#### Exercise instructions:
Every line of the records below should be restated exactly.

^^^^^^^^

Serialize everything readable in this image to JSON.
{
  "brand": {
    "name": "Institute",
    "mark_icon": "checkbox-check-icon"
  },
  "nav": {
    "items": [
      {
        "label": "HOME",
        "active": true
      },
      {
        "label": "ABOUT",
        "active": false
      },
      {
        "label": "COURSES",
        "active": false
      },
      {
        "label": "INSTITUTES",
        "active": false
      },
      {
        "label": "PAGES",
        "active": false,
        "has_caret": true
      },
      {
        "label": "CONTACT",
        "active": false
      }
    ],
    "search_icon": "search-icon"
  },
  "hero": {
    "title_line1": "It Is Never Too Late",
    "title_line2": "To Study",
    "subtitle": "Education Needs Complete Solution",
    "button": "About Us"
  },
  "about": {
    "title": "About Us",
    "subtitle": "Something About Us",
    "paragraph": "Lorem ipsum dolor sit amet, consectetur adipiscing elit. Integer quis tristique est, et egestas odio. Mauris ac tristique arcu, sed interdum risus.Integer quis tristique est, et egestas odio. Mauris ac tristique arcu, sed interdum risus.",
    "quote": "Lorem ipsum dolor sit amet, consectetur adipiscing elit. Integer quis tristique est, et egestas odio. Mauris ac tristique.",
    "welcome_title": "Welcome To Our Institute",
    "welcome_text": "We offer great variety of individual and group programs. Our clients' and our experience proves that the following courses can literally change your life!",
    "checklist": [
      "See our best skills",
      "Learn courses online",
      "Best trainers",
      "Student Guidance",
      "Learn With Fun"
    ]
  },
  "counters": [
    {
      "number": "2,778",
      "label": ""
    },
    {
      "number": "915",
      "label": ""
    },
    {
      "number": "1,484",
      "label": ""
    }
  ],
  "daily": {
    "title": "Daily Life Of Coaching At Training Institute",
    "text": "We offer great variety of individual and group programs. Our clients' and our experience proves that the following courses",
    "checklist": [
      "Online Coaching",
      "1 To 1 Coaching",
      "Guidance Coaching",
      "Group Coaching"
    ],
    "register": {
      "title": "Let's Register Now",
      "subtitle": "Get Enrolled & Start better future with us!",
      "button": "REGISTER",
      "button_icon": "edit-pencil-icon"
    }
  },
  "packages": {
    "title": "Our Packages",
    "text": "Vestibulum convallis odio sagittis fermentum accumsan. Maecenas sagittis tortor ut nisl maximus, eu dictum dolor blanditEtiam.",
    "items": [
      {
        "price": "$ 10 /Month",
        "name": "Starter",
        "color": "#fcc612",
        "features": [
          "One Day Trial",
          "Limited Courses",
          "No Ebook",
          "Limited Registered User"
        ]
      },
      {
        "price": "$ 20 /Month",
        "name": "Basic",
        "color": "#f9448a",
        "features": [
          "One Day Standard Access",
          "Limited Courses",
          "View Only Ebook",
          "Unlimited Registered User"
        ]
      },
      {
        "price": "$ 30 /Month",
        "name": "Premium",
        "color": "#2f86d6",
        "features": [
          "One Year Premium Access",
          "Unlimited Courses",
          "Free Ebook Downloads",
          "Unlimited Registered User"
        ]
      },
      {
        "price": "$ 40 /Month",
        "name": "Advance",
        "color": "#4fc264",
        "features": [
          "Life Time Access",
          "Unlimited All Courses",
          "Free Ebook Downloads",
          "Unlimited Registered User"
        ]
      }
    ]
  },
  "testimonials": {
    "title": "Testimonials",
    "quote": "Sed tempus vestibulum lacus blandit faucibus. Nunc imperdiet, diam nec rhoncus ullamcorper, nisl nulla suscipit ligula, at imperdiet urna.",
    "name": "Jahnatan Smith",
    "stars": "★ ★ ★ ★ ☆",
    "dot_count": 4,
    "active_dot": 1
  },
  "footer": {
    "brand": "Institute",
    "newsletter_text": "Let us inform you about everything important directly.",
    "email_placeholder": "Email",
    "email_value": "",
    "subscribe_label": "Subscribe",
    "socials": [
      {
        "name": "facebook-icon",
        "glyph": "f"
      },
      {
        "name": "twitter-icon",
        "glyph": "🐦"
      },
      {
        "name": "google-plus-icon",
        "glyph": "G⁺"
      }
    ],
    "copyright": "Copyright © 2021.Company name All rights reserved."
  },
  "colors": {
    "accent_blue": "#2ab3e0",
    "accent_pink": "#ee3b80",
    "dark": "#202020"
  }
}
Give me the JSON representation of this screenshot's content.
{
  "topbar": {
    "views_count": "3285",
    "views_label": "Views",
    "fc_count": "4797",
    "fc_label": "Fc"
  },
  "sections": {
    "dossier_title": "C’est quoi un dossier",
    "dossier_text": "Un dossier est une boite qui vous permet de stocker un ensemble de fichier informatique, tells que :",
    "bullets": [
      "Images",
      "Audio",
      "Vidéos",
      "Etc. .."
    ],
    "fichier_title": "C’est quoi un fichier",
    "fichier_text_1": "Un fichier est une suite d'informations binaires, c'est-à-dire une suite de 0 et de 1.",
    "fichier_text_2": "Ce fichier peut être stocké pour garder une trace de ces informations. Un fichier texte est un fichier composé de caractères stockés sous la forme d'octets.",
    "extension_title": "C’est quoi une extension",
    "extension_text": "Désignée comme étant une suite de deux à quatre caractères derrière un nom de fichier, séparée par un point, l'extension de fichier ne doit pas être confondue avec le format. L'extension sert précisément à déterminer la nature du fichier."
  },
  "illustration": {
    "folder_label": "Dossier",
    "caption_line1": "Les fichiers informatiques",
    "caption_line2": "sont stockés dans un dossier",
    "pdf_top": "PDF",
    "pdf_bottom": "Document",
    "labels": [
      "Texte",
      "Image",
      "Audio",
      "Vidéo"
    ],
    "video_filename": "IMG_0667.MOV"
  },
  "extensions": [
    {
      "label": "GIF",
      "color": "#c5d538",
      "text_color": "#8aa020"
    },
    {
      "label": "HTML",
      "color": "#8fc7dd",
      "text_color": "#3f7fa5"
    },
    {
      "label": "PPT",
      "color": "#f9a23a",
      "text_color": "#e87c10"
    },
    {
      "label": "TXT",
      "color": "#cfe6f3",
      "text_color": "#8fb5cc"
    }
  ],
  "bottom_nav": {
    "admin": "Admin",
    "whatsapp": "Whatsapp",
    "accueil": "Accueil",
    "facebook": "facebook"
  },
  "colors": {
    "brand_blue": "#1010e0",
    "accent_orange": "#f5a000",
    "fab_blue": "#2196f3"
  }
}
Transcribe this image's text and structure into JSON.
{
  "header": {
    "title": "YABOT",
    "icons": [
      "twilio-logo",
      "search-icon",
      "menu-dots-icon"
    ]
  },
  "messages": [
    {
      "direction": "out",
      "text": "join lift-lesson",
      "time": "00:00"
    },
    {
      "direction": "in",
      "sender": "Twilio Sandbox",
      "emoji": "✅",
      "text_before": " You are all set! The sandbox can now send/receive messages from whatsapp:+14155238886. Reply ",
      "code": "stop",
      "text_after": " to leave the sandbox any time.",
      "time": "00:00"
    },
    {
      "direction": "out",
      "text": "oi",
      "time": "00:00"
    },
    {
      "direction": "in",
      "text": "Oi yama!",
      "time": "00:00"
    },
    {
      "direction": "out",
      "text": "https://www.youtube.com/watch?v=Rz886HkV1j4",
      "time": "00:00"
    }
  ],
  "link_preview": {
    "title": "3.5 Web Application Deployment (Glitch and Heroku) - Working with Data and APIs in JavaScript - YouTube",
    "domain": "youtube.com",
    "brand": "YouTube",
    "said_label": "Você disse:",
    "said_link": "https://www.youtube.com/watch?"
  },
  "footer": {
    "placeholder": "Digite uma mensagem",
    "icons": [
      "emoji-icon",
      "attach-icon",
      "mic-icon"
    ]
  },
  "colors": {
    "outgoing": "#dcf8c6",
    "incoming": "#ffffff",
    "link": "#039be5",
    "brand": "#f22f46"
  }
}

^^^^^^^^

#### The response:
Serialize everything readable in this image to JSON.
{
  "brand": {
    "name": "Institute",
    "mark_icon": "checkbox-check-icon"
  },
  "nav": {
    "items": [
      {
        "label": "HOME",
        "active": true
      },
      {
        "label": "ABOUT",
        "active": false
      },
      {
        "label": "COURSES",
        "active": false
      },
      {
        "label": "INSTITUTES",
        "active": false
      },
      {
        "label": "PAGES",
        "active": false,
        "has_caret": true
      },
      {
        "label": "CONTACT",
        "active": false
      }
    ],
    "search_icon": "search-icon"
  },
  "hero": {
    "title_line1": "It Is Never Too Late",
    "title_line2": "To Study",
    "subtitle": "Education Needs Complete Solution",
    "button": "About Us"
  },
  "about": {
    "title": "About Us",
    "subtitle": "Something About Us",
    "paragraph": "Lorem ipsum dolor sit amet, consectetur adipiscing elit. Integer quis tristique est, et egestas odio. Mauris ac tristique arcu, sed interdum risus.Integer quis tristique est, et egestas odio. Mauris ac tristique arcu, sed interdum risus.",
    "quote": "Lorem ipsum dolor sit amet, consectetur adipiscing elit. Integer quis tristique est, et egestas odio. Mauris ac tristique.",
    "welcome_title": "Welcome To Our Institute",
    "welcome_text": "We offer great variety of individual and group programs. Our clients' and our experience proves that the following courses can literally change your life!",
    "checklist": [
      "See our best skills",
      "Learn courses online",
      "Best trainers",
      "Student Guidance",
      "Learn With Fun"
    ]
  },
  "counters": [
    {
      "number": "2,778",
      "label": ""
    },
    {
      "number": "915",
      "label": ""
    },
    {
      "number": "1,484",
      "label": ""
    }
  ],
  "daily": {
    "title": "Daily Life Of Coaching At Training Institute",
    "text": "We offer great variety of individual and group programs. Our clients' and our experience proves that the following courses",
    "checklist": [
      "Online Coaching",
      "1 To 1 Coaching",
      "Guidance Coaching",
      "Group Coaching"
    ],
    "register": {
      "title": "Let's Register Now",
      "subtitle": "Get Enrolled & Start better future with us!",
      "button": "REGISTER",
      "button_icon": "edit-pencil-icon"
    }
  },
  "packages": {
    "title": "Our Packages",
    "text": "Vestibulum convallis odio sagittis fermentum accumsan. Maecenas sagittis tortor ut nisl maximus, eu dictum dolor blanditEtiam.",
    "items": [
      {
        "price": "$ 10 /Month",
        "name": "Starter",
        "color": "#fcc612",
        "features": [
          "One Day Trial",
          "Limited Courses",
          "No Ebook",
          "Limited Registered User"
        ]
      },
      {
        "price": "$ 20 /Month",
        "name": "Basic",
        "color": "#f9448a",
        "features": [
          "One Day Standard Access",
          "Limited Courses",
          "View Only Ebook",
          "Unlimited Registered User"
        ]
      },
      {
        "price": "$ 30 /Month",
        "name": "Premium",
        "color": "#2f86d6",
        "features": [
          "One Year Premium Access",
          "Unlimited Courses",
          "Free Ebook Downloads",
          "Unlimited Registered User"
        ]
      },
      {
        "price": "$ 40 /Month",
        "name": "Advance",
        "color": "#4fc264",
        "features": [
          "Life Time Access",
          "Unlimited All Courses",
          "Free Ebook Downloads",
          "Unlimited Registered User"
        ]
      }
    ]
  },
  "testimonials": {
    "title": "Testimonials",
    "quote": "Sed tempus vestibulum lacus blandit faucibus. Nunc imperdiet, diam nec rhoncus ullamcorper, nisl nulla suscipit ligula, at imperdiet urna.",
    "name": "Jahnatan Smith",
    "stars": "★ ★ ★ ★ ☆",
    "dot_count": 4,
    "active_dot": 1
  },
  "footer": {
    "brand": "Institute",
    "newsletter_text": "Let us inform you about everything important directly.",
    "email_placeholder": "Email",
    "email_value": "",
    "subscribe_label": "Subscribe",
    "socials": [
      {
        "name": "facebook-icon",
        "glyph": "f"
      },
      {
        "name": "twitter-icon",
        "glyph": "🐦"
      },
      {
        "name": "google-plus-icon",
        "glyph": "G⁺"
      }
    ],
    "copyright": "Copyright © 2021.Company name All rights reserved."
  },
  "colors": {
    "accent_blue": "#2ab3e0",
    "accent_pink": "#ee3b80",
    "dark": "#202020"
  }
}
Give me the JSON representation of this screenshot's content.
{
  "topbar": {
    "views_count": "3285",
    "views_label": "Views",
    "fc_count": "4797",
    "fc_label": "Fc"
  },
  "sections": {
    "dossier_title": "C’est quoi un dossier",
    "dossier_text": "Un dossier est une boite qui vous permet de stocker un ensemble de fichier informatique, tells que :",
    "bullets": [
      "Images",
      "Audio",
      "Vidéos",
      "Etc. .."
    ],
    "fichier_title": "C’est quoi un fichier",
    "fichier_text_1": "Un fichier est une suite d'informations binaires, c'est-à-dire une suite de 0 et de 1.",
    "fichier_text_2": "Ce fichier peut être stocké pour garder une trace de ces informations. Un fichier texte est un fichier composé de caractères stockés sous la forme d'octets.",
    "extension_title": "C’est quoi une extension",
    "extension_text": "Désignée comme étant une suite de deux à quatre caractères derrière un nom de fichier, séparée par un point, l'extension de fichier ne doit pas être confondue avec le format. L'extension sert précisément à déterminer la nature du fichier."
  },
  "illustration": {
    "folder_label": "Dossier",
    "caption_line1": "Les fichiers informatiques",
    "caption_line2": "sont stockés dans un dossier",
    "pdf_top": "PDF",
    "pdf_bottom": "Document",
    "labels": [
      "Texte",
      "Image",
      "Audio",
      "Vidéo"
    ],
    "video_filename": "IMG_0667.MOV"
  },
  "extensions": [
    {
      "label": "GIF",
      "color": "#c5d538",
      "text_color": "#8aa020"
    },
    {
      "label": "HTML",
      "color": "#8fc7dd",
      "text_color": "#3f7fa5"
    },
    {
      "label": "PPT",
      "color": "#f9a23a",
      "text_color": "#e87c10"
    },
    {
      "label": "TXT",
      "color": "#cfe6f3",
      "text_color": "#8fb5cc"
    }
  ],
  "bottom_nav": {
    "admin": "Admin",
    "whatsapp": "Whatsapp",
    "accueil": "Accueil",
    "facebook": "facebook"
  },
  "colors": {
    "brand_blue": "#1010e0",
    "accent_orange": "#f5a000",
    "fab_blue": "#2196f3"
  }
}
Transcribe this image's text and structure into JSON.
{
  "header": {
    "title": "YABOT",
    "icons": [
      "twilio-logo",
      "search-icon",
      "menu-dots-icon"
    ]
  },
  "messages": [
    {
      "direction": "out",
      "text": "join lift-lesson",
      "time": "00:00"
    },
    {
      "direction": "in",
      "sender": "Twilio Sandbox",
      "emoji": "✅",
      "text_before": " You are all set! The sandbox can now send/receive messages from whatsapp:+14155238886. Reply ",
      "code": "stop",
      "text_after": " to leave the sandbox any time.",
      "time": "00:00"
    },
    {
      "direction": "out",
      "text": "oi",
      "time": "00:00"
    },
    {
      "direction": "in",
      "text": "Oi yama!",
      "time": "00:00"
    },
    {
      "direction": "out",
      "text": "https://www.youtube.com/watch?v=Rz886HkV1j4",
      "time": "00:00"
    }
  ],
  "link_preview": {
    "title": "3.5 Web Application Deployment (Glitch and Heroku) - Working with Data and APIs in JavaScript - YouTube",
    "domain": "youtube.com",
    "brand": "YouTube",
    "said_label": "Você disse:",
    "said_link": "https://www.youtube.com/watch?"
  },
  "footer": {
    "placeholder": "Digite uma mensagem",
    "icons": [
      "emoji-icon",
      "attach-icon",
      "mic-icon"
    ]
  },
  "colors": {
    "outgoing": "#dcf8c6",
    "incoming": "#ffffff",
    "link": "#039be5",
    "brand": "#f22f46"
  }
}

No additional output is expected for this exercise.